Work instructions: Retype the items below line for line, leaving out the pictures.

Material for the task:
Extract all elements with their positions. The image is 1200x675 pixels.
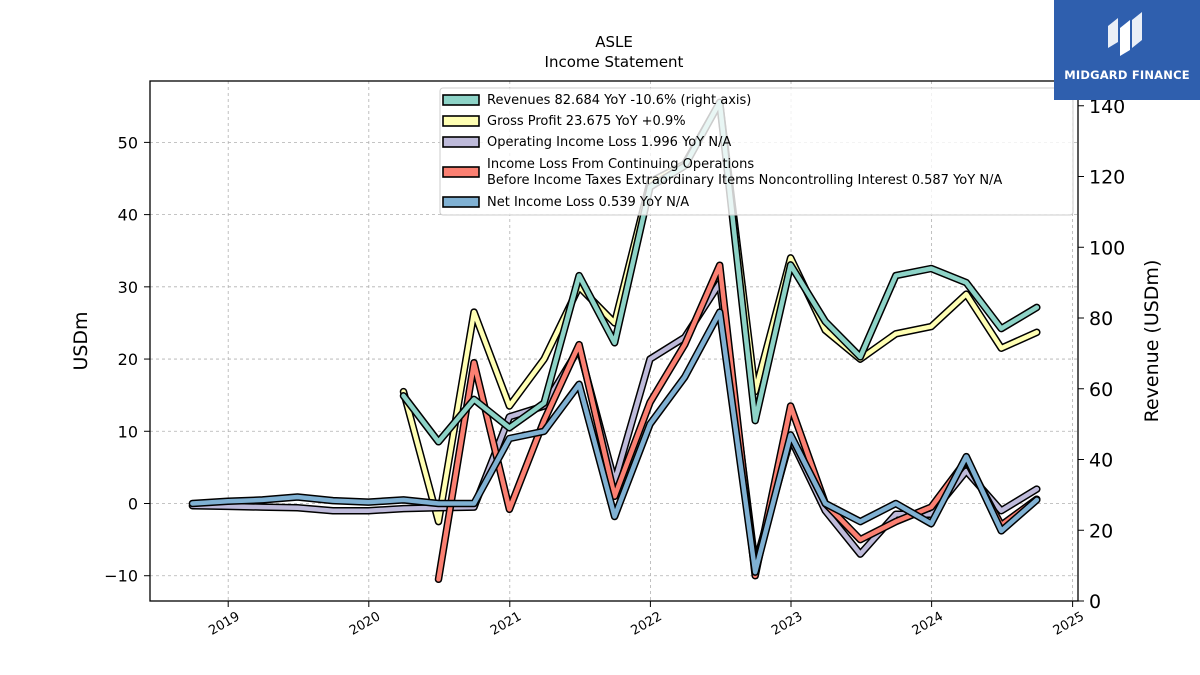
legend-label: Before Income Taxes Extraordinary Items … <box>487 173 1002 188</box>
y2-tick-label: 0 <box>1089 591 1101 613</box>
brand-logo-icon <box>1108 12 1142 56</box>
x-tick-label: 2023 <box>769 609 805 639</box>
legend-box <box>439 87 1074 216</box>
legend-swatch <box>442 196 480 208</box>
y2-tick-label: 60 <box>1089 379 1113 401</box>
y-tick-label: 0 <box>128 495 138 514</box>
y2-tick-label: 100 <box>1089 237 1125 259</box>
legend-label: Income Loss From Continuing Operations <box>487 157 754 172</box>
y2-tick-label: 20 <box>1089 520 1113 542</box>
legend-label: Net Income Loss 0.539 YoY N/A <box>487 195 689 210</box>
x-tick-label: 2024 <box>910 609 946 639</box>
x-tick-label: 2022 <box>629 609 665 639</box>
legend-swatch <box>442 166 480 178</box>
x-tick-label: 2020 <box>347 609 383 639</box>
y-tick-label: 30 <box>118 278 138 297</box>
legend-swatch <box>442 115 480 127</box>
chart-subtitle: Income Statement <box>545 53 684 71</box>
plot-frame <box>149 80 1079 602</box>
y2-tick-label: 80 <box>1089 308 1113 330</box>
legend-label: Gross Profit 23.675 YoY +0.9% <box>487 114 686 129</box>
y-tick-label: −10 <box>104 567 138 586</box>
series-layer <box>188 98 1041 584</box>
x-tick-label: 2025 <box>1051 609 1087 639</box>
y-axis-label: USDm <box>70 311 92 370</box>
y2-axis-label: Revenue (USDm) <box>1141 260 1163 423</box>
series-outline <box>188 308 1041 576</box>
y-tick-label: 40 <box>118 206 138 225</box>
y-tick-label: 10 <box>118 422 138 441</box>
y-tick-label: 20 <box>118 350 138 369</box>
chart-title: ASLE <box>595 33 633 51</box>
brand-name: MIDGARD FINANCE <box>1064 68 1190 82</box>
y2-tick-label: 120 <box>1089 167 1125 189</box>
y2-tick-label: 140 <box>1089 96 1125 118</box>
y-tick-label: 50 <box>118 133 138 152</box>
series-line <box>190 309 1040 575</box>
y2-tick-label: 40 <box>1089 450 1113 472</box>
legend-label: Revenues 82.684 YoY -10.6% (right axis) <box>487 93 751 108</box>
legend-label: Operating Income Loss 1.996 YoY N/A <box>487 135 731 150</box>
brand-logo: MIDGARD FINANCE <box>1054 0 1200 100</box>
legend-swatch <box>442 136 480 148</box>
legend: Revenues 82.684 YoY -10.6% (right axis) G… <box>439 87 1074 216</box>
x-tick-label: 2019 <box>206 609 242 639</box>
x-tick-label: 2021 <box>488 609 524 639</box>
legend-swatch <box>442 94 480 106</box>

Exercise result:
Extract all elements with their positions. The image is 1200x675 pixels.
legend-label: Before Income Taxes Extraordinary Items … <box>487 173 1002 188</box>
y2-tick-label: 0 <box>1089 591 1101 613</box>
brand-logo-icon <box>1108 12 1142 56</box>
x-tick-label: 2023 <box>769 609 805 639</box>
legend-box <box>439 87 1074 216</box>
legend-swatch <box>442 196 480 208</box>
y2-tick-label: 60 <box>1089 379 1113 401</box>
y-tick-label: 0 <box>128 495 138 514</box>
y2-tick-label: 100 <box>1089 237 1125 259</box>
legend-label: Income Loss From Continuing Operations <box>487 157 754 172</box>
y2-tick-label: 20 <box>1089 520 1113 542</box>
legend-label: Net Income Loss 0.539 YoY N/A <box>487 195 689 210</box>
x-tick-label: 2024 <box>910 609 946 639</box>
x-tick-label: 2022 <box>629 609 665 639</box>
legend-swatch <box>442 166 480 178</box>
x-tick-label: 2020 <box>347 609 383 639</box>
y-tick-label: 30 <box>118 278 138 297</box>
legend-swatch <box>442 115 480 127</box>
chart-subtitle: Income Statement <box>545 53 684 71</box>
plot-frame <box>149 80 1079 602</box>
y2-tick-label: 80 <box>1089 308 1113 330</box>
legend-label: Gross Profit 23.675 YoY +0.9% <box>487 114 686 129</box>
y-tick-label: −10 <box>104 567 138 586</box>
series-layer <box>188 98 1041 584</box>
x-tick-label: 2025 <box>1051 609 1087 639</box>
y-axis-label: USDm <box>70 311 92 370</box>
y2-axis-label: Revenue (USDm) <box>1141 260 1163 423</box>
series-outline <box>188 308 1041 576</box>
y-tick-label: 40 <box>118 206 138 225</box>
y-tick-label: 10 <box>118 422 138 441</box>
y-tick-label: 20 <box>118 350 138 369</box>
chart-title: ASLE <box>595 33 633 51</box>
brand-name: MIDGARD FINANCE <box>1064 68 1190 82</box>
y2-tick-label: 120 <box>1089 167 1125 189</box>
y2-tick-label: 140 <box>1089 96 1125 118</box>
y-tick-label: 50 <box>118 133 138 152</box>
series-line <box>190 309 1040 575</box>
y2-tick-label: 40 <box>1089 450 1113 472</box>
legend-label: Revenues 82.684 YoY -10.6% (right axis) <box>487 93 751 108</box>
legend-label: Operating Income Loss 1.996 YoY N/A <box>487 135 731 150</box>
brand-logo: MIDGARD FINANCE <box>1054 0 1200 100</box>
legend-swatch <box>442 136 480 148</box>
legend: Revenues 82.684 YoY -10.6% (right axis) G… <box>439 87 1074 216</box>
x-tick-label: 2019 <box>206 609 242 639</box>
x-tick-label: 2021 <box>488 609 524 639</box>
legend-swatch <box>442 94 480 106</box>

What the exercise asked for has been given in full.